Lautner’s Abs = Good Movie, A Mathematical Breakdown

Gerry September 24, 2011 4

by Gerry Carey

RottenTomatoes.com has a dedicated page for every movie under the sun. Each page includes details such as stars of the film, budget, box office gross, and reviews. The reviews are the main draw for the website, the cash cow if you will. The purpose of this explanation is that Taylor Lautner’s newest movie, Abduction, seems to be at the center of quite a phenomenon: a polar difference of opinion between critics and audience.

As the picture above indicates, something is undeniably amiss. Critics across the nation think that this movie is one of the worst they have seen. A 4% rating puts Abduction shoulder to shoulder with other 2011 movies like The Roommate (4%) and Big Momma: Like Father, Like Son (5%). Meanwhile, the audience is loving Taylor’s newest effort. A 77% from the audience is quite an endorsement. Quality movies like Hanna, The Debt, and Cedar Rapids have all received lower audience ratings this year. The obvious conclusion is that critics don’t properly value abdominal muscles when they give their ratings.

*-*-*

◆ **Your task**:
Reproduce the article on Abduction's ratings word for word, from "Gerry September 24, 2011" up to and including "critics and audience.".

◆ **Data extracts**:
*-*-*

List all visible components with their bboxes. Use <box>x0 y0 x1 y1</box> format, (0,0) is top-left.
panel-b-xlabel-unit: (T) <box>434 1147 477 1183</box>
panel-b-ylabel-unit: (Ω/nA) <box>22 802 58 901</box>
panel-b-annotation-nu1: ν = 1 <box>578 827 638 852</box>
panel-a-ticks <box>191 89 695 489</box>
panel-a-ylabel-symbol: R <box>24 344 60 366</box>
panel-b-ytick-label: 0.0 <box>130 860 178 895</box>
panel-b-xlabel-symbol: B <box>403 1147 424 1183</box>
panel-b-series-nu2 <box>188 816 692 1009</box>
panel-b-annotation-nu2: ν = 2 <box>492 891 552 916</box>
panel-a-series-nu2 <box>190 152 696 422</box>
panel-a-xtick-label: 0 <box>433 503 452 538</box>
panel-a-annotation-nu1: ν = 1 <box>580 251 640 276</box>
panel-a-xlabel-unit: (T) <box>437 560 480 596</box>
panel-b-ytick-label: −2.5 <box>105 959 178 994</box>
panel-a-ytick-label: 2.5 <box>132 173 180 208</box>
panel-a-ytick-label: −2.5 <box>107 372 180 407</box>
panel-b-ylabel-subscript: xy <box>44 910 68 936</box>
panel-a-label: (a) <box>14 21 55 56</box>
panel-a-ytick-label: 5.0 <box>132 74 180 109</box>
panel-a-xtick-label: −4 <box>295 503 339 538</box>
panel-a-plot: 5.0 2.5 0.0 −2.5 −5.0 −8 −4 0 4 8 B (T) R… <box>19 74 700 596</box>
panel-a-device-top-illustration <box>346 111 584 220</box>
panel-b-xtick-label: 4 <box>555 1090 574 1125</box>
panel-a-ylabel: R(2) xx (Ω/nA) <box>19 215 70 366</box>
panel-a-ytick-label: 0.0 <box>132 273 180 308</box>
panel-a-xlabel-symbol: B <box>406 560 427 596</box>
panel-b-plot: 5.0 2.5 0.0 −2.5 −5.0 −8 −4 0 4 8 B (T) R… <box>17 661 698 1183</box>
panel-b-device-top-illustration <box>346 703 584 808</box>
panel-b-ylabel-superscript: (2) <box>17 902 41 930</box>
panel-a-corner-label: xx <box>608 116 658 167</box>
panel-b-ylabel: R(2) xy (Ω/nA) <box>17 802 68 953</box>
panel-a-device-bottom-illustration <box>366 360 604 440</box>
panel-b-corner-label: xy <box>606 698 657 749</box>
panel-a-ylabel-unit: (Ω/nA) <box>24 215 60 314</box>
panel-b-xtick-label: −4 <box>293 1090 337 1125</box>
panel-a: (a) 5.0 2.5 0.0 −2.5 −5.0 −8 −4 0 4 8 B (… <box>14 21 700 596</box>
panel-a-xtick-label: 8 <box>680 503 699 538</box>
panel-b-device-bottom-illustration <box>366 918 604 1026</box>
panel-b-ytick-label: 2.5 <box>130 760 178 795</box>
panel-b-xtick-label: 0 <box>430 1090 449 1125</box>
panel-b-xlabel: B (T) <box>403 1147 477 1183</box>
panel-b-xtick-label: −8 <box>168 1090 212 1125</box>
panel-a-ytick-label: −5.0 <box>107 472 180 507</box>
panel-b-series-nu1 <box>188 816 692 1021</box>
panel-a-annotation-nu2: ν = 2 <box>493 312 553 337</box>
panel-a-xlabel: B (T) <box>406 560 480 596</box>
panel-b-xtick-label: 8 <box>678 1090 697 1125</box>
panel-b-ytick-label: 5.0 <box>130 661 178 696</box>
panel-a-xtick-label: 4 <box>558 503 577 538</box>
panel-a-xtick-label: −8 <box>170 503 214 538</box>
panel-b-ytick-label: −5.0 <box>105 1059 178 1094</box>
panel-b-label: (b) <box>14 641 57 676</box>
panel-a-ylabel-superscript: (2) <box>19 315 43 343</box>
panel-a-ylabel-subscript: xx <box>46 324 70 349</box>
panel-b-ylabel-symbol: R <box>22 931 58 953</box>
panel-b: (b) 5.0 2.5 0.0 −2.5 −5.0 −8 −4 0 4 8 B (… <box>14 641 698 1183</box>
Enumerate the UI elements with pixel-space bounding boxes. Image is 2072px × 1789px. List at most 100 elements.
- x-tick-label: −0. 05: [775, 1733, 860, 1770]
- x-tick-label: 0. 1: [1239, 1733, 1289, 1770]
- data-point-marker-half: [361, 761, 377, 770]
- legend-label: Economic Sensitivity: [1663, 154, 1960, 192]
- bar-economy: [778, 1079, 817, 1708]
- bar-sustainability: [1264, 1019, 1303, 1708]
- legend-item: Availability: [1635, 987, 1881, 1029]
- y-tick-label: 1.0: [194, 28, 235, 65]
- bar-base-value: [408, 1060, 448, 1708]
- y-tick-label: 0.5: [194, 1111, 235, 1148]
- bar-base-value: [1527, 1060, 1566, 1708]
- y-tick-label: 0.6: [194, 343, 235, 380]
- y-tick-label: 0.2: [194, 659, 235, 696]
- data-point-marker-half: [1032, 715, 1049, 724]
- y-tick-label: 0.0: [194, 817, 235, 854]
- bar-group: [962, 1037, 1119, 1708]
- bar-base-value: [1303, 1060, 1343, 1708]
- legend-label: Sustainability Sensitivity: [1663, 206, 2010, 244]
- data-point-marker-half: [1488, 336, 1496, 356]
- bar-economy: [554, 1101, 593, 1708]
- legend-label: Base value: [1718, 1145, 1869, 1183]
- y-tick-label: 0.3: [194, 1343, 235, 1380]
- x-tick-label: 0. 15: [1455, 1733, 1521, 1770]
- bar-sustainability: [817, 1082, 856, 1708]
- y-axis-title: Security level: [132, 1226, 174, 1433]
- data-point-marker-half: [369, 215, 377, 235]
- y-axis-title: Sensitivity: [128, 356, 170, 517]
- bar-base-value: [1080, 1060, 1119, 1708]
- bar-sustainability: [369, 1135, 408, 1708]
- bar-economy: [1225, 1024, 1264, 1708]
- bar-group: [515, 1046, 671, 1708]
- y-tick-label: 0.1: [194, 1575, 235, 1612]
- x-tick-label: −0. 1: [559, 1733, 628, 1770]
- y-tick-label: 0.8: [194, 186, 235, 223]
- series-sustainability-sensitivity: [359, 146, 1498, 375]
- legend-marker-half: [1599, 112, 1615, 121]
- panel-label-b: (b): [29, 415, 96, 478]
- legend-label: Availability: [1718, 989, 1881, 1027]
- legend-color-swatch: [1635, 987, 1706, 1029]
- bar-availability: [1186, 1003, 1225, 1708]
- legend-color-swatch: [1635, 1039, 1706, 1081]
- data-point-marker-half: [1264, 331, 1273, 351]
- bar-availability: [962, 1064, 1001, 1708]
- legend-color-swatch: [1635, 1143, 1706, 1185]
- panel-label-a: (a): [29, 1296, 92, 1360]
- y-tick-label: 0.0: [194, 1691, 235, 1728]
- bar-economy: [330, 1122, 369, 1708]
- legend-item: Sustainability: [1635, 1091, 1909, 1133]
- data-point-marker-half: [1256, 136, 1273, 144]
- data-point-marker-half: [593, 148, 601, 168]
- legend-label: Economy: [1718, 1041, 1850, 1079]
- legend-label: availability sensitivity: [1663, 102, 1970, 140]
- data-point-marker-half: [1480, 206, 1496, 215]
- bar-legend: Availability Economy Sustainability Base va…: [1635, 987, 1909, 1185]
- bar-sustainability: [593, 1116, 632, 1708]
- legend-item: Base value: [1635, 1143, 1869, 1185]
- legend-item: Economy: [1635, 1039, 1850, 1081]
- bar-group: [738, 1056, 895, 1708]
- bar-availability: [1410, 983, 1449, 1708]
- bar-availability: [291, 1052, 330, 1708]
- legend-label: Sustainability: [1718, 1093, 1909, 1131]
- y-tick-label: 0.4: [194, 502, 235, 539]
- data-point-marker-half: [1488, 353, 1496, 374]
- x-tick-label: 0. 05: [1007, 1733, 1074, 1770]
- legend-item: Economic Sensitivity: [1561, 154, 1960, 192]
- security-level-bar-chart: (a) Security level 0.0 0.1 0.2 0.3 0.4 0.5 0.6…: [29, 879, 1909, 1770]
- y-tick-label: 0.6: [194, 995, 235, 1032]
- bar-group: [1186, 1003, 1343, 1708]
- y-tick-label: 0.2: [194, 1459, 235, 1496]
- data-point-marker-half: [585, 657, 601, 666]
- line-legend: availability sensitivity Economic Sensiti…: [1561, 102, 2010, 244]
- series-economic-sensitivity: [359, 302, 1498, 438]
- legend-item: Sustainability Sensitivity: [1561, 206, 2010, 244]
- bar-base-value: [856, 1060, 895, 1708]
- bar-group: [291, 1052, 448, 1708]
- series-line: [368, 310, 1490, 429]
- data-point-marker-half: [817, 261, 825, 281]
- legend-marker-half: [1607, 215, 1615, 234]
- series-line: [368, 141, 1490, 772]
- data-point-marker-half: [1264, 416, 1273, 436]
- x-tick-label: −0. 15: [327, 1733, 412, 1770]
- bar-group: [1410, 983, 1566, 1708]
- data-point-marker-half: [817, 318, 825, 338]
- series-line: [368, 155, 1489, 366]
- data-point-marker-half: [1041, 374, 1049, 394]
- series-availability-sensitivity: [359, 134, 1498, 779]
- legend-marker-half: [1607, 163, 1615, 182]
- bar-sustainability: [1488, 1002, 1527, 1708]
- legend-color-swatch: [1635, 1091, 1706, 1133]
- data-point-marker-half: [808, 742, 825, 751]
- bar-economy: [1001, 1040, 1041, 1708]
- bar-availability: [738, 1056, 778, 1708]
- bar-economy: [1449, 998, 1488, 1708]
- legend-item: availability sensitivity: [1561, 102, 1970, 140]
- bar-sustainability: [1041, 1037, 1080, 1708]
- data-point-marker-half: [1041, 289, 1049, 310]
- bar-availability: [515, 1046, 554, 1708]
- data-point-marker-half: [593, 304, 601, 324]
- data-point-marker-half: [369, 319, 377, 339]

*-*-*

◆ **Task solution**:
Gerry September 24, 2011 4

by Gerry Carey

RottenTomatoes.com has a dedicated page for every movie under the sun. Each page includes details such as stars of the film, budget, box office gross, and reviews. The reviews are the main draw for the website, the cash cow if you will. The purpose of this explanation is that Taylor Lautner’s newest movie, Abduction, seems to be at the center of quite a phenomenon: a polar difference of opinion between critics and audience.